>> Begin INPUT DATA

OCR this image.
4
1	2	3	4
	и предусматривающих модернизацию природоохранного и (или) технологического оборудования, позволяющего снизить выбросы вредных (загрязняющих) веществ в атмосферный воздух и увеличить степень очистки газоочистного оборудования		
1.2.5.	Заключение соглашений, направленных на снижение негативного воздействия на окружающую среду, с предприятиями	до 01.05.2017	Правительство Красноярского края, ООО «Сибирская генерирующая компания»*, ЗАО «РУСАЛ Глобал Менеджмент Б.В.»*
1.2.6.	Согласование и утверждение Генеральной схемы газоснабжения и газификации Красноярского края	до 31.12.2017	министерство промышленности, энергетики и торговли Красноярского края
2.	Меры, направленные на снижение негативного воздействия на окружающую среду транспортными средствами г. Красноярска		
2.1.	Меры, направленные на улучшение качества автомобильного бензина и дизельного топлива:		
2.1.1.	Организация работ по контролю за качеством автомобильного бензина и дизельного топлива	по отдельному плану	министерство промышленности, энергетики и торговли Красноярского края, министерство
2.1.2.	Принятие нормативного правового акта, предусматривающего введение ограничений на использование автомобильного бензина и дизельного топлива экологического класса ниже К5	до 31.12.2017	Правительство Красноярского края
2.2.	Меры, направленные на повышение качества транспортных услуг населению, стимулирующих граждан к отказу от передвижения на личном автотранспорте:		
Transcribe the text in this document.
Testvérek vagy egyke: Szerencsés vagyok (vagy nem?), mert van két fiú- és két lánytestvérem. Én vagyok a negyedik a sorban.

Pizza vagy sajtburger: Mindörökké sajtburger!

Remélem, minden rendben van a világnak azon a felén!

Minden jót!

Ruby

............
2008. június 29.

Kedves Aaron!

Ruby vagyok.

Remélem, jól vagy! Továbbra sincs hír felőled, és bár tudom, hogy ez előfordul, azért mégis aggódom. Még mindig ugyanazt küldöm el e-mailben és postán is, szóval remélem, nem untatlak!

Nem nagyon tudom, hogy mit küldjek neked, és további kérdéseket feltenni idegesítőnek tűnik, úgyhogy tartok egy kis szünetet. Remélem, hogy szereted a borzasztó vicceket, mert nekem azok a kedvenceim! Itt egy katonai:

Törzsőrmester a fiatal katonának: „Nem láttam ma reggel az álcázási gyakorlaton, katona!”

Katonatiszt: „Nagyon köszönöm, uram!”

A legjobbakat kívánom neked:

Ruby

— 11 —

>> End INPUT DATA

**WORK TO COMPLETE:** Pull out all lines containing "mert".

**EXERCISE ANSWER:**
Testvérek vagy egyke: Szerencsés vagyok (vagy nem?), mert van két fiú- és két lánytestvérem. Én vagyok a negyedik a sorban.
Nem nagyon tudom, hogy mit küldjek neked, és további kérdéseket feltenni idegesítőnek tűnik, úgyhogy tartok egy kis szünetet. Remélem, hogy szereted a borzasztó vicceket, mert nekem azok a kedvenceim! Itt egy katonai:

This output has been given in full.